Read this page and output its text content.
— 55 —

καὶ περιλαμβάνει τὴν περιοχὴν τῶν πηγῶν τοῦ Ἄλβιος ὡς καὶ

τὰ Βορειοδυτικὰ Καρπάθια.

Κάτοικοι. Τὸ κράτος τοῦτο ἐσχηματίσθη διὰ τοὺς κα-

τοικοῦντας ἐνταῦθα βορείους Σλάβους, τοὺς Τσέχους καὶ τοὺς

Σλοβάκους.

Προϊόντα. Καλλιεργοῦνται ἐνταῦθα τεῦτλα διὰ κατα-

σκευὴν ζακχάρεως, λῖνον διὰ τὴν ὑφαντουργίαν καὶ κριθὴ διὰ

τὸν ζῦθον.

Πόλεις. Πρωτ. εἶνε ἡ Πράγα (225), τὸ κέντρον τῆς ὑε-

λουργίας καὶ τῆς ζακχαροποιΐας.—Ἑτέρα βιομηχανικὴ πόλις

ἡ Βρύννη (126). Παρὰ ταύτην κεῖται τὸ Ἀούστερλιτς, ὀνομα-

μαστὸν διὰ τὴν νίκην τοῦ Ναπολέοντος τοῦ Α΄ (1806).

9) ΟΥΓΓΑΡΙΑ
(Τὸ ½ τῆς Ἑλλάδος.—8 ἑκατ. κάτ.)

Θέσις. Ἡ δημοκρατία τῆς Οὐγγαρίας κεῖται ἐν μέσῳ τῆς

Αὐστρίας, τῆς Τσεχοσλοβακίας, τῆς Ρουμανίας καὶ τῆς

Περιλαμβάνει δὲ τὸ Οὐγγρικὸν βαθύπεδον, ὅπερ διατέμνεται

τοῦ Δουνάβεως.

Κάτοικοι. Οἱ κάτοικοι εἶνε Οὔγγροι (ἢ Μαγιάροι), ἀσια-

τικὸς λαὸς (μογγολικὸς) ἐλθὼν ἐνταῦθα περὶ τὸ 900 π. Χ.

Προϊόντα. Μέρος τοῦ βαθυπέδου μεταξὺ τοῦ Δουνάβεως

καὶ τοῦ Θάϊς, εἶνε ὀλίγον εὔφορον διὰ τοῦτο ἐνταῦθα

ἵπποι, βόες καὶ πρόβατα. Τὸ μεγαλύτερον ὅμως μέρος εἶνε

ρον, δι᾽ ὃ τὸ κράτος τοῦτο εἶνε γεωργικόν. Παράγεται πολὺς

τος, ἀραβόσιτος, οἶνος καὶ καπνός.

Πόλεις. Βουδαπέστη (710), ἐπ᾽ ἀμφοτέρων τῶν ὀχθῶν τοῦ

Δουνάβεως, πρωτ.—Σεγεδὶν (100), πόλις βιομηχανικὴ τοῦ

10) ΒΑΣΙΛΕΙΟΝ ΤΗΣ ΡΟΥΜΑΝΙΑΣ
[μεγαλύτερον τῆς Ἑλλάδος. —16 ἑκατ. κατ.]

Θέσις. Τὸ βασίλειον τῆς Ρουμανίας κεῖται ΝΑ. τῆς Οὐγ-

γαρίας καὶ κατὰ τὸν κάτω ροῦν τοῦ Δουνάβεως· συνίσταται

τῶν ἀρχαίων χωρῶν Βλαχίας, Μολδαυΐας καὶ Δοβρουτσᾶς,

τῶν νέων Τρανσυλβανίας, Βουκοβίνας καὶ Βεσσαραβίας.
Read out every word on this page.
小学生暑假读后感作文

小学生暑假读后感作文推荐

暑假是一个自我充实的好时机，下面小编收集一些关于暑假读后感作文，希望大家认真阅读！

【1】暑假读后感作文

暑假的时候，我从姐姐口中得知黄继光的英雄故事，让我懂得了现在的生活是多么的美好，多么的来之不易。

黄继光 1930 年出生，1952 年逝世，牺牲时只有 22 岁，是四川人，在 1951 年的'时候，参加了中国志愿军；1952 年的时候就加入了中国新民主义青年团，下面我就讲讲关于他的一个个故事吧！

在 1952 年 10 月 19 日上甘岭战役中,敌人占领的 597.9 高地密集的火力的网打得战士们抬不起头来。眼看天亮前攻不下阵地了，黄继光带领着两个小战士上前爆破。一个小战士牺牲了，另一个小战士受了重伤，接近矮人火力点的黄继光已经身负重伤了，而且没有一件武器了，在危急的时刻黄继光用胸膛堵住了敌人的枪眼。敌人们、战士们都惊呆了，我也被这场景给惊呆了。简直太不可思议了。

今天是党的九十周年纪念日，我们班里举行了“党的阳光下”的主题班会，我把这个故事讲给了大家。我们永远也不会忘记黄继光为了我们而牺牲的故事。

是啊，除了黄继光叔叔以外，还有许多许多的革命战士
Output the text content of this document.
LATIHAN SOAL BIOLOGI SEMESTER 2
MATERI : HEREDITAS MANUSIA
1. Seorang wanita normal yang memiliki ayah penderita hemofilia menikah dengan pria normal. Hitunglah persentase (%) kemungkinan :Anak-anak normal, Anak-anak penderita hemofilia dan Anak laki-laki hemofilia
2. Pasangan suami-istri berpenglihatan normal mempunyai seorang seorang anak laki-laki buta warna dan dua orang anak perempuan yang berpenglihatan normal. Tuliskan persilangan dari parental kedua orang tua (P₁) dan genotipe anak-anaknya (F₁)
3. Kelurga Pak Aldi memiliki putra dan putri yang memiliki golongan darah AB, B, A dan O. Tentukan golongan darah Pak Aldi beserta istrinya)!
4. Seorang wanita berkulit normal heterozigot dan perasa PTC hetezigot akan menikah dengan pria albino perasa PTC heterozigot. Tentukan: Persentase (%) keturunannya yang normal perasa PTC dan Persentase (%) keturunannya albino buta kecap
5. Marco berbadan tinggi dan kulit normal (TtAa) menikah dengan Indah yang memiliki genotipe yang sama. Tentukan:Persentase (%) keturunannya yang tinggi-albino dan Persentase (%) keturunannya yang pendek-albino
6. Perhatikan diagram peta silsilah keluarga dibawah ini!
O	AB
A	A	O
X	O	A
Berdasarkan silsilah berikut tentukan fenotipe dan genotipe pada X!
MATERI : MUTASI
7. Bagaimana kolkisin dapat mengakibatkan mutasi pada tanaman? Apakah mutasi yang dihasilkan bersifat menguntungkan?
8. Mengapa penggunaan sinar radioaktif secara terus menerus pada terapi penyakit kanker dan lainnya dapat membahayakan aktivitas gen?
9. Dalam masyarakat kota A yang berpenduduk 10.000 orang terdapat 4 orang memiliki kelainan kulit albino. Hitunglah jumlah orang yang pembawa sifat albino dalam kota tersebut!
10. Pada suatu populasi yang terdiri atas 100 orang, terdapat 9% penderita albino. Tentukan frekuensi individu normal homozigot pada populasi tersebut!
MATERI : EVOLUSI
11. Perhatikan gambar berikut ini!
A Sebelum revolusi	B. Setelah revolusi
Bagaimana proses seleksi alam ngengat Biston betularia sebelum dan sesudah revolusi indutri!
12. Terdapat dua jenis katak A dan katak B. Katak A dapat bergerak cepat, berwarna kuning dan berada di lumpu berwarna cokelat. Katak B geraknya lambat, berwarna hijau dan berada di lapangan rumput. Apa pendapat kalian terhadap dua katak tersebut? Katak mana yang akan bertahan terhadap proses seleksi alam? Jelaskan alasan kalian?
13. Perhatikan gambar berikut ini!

^^^^^^^^

#### [Problem requirements]
Return every record above exactly as it appears.

#### [Response]
Read this page and output its text content.
— 55 —

καὶ περιλαμβάνει τὴν περιοχὴν τῶν πηγῶν τοῦ Ἄλβιος ὡς καὶ

τὰ Βορειοδυτικὰ Καρπάθια.

Κάτοικοι. Τὸ κράτος τοῦτο ἐσχηματίσθη διὰ τοὺς κα-

τοικοῦντας ἐνταῦθα βορείους Σλάβους, τοὺς Τσέχους καὶ τοὺς

Σλοβάκους.

Προϊόντα. Καλλιεργοῦνται ἐνταῦθα τεῦτλα διὰ κατα-

σκευὴν ζακχάρεως, λῖνον διὰ τὴν ὑφαντουργίαν καὶ κριθὴ διὰ

τὸν ζῦθον.

Πόλεις. Πρωτ. εἶνε ἡ Πράγα (225), τὸ κέντρον τῆς ὑε-

λουργίας καὶ τῆς ζακχαροποιΐας.—Ἑτέρα βιομηχανικὴ πόλις

ἡ Βρύννη (126). Παρὰ ταύτην κεῖται τὸ Ἀούστερλιτς, ὀνομα-

μαστὸν διὰ τὴν νίκην τοῦ Ναπολέοντος τοῦ Α΄ (1806).

9) ΟΥΓΓΑΡΙΑ
(Τὸ ½ τῆς Ἑλλάδος.—8 ἑκατ. κάτ.)

Θέσις. Ἡ δημοκρατία τῆς Οὐγγαρίας κεῖται ἐν μέσῳ τῆς

Αὐστρίας, τῆς Τσεχοσλοβακίας, τῆς Ρουμανίας καὶ τῆς

Περιλαμβάνει δὲ τὸ Οὐγγρικὸν βαθύπεδον, ὅπερ διατέμνεται

τοῦ Δουνάβεως.

Κάτοικοι. Οἱ κάτοικοι εἶνε Οὔγγροι (ἢ Μαγιάροι), ἀσια-

τικὸς λαὸς (μογγολικὸς) ἐλθὼν ἐνταῦθα περὶ τὸ 900 π. Χ.

Προϊόντα. Μέρος τοῦ βαθυπέδου μεταξὺ τοῦ Δουνάβεως

καὶ τοῦ Θάϊς, εἶνε ὀλίγον εὔφορον διὰ τοῦτο ἐνταῦθα

ἵπποι, βόες καὶ πρόβατα. Τὸ μεγαλύτερον ὅμως μέρος εἶνε

ρον, δι᾽ ὃ τὸ κράτος τοῦτο εἶνε γεωργικόν. Παράγεται πολὺς

τος, ἀραβόσιτος, οἶνος καὶ καπνός.

Πόλεις. Βουδαπέστη (710), ἐπ᾽ ἀμφοτέρων τῶν ὀχθῶν τοῦ

Δουνάβεως, πρωτ.—Σεγεδὶν (100), πόλις βιομηχανικὴ τοῦ

10) ΒΑΣΙΛΕΙΟΝ ΤΗΣ ΡΟΥΜΑΝΙΑΣ
[μεγαλύτερον τῆς Ἑλλάδος. —16 ἑκατ. κατ.]

Θέσις. Τὸ βασίλειον τῆς Ρουμανίας κεῖται ΝΑ. τῆς Οὐγ-

γαρίας καὶ κατὰ τὸν κάτω ροῦν τοῦ Δουνάβεως· συνίσταται

τῶν ἀρχαίων χωρῶν Βλαχίας, Μολδαυΐας καὶ Δοβρουτσᾶς,

τῶν νέων Τρανσυλβανίας, Βουκοβίνας καὶ Βεσσαραβίας.
Read out every word on this page.
小学生暑假读后感作文

小学生暑假读后感作文推荐

暑假是一个自我充实的好时机，下面小编收集一些关于暑假读后感作文，希望大家认真阅读！

【1】暑假读后感作文

暑假的时候，我从姐姐口中得知黄继光的英雄故事，让我懂得了现在的生活是多么的美好，多么的来之不易。

黄继光 1930 年出生，1952 年逝世，牺牲时只有 22 岁，是四川人，在 1951 年的'时候，参加了中国志愿军；1952 年的时候就加入了中国新民主义青年团，下面我就讲讲关于他的一个个故事吧！

在 1952 年 10 月 19 日上甘岭战役中,敌人占领的 597.9 高地密集的火力的网打得战士们抬不起头来。眼看天亮前攻不下阵地了，黄继光带领着两个小战士上前爆破。一个小战士牺牲了，另一个小战士受了重伤，接近矮人火力点的黄继光已经身负重伤了，而且没有一件武器了，在危急的时刻黄继光用胸膛堵住了敌人的枪眼。敌人们、战士们都惊呆了，我也被这场景给惊呆了。简直太不可思议了。

今天是党的九十周年纪念日，我们班里举行了“党的阳光下”的主题班会，我把这个故事讲给了大家。我们永远也不会忘记黄继光为了我们而牺牲的故事。

是啊，除了黄继光叔叔以外，还有许多许多的革命战士
Output the text content of this document.
LATIHAN SOAL BIOLOGI SEMESTER 2
MATERI : HEREDITAS MANUSIA
1. Seorang wanita normal yang memiliki ayah penderita hemofilia menikah dengan pria normal. Hitunglah persentase (%) kemungkinan :Anak-anak normal, Anak-anak penderita hemofilia dan Anak laki-laki hemofilia
2. Pasangan suami-istri berpenglihatan normal mempunyai seorang seorang anak laki-laki buta warna dan dua orang anak perempuan yang berpenglihatan normal. Tuliskan persilangan dari parental kedua orang tua (P₁) dan genotipe anak-anaknya (F₁)
3. Kelurga Pak Aldi memiliki putra dan putri yang memiliki golongan darah AB, B, A dan O. Tentukan golongan darah Pak Aldi beserta istrinya)!
4. Seorang wanita berkulit normal heterozigot dan perasa PTC hetezigot akan menikah dengan pria albino perasa PTC heterozigot. Tentukan: Persentase (%) keturunannya yang normal perasa PTC dan Persentase (%) keturunannya albino buta kecap
5. Marco berbadan tinggi dan kulit normal (TtAa) menikah dengan Indah yang memiliki genotipe yang sama. Tentukan:Persentase (%) keturunannya yang tinggi-albino dan Persentase (%) keturunannya yang pendek-albino
6. Perhatikan diagram peta silsilah keluarga dibawah ini!
O	AB
A	A	O
X	O	A
Berdasarkan silsilah berikut tentukan fenotipe dan genotipe pada X!
MATERI : MUTASI
7. Bagaimana kolkisin dapat mengakibatkan mutasi pada tanaman? Apakah mutasi yang dihasilkan bersifat menguntungkan?
8. Mengapa penggunaan sinar radioaktif secara terus menerus pada terapi penyakit kanker dan lainnya dapat membahayakan aktivitas gen?
9. Dalam masyarakat kota A yang berpenduduk 10.000 orang terdapat 4 orang memiliki kelainan kulit albino. Hitunglah jumlah orang yang pembawa sifat albino dalam kota tersebut!
10. Pada suatu populasi yang terdiri atas 100 orang, terdapat 9% penderita albino. Tentukan frekuensi individu normal homozigot pada populasi tersebut!
MATERI : EVOLUSI
11. Perhatikan gambar berikut ini!
A Sebelum revolusi	B. Setelah revolusi
Bagaimana proses seleksi alam ngengat Biston betularia sebelum dan sesudah revolusi indutri!
12. Terdapat dua jenis katak A dan katak B. Katak A dapat bergerak cepat, berwarna kuning dan berada di lumpu berwarna cokelat. Katak B geraknya lambat, berwarna hijau dan berada di lapangan rumput. Apa pendapat kalian terhadap dua katak tersebut? Katak mana yang akan bertahan terhadap proses seleksi alam? Jelaskan alasan kalian?
13. Perhatikan gambar berikut ini!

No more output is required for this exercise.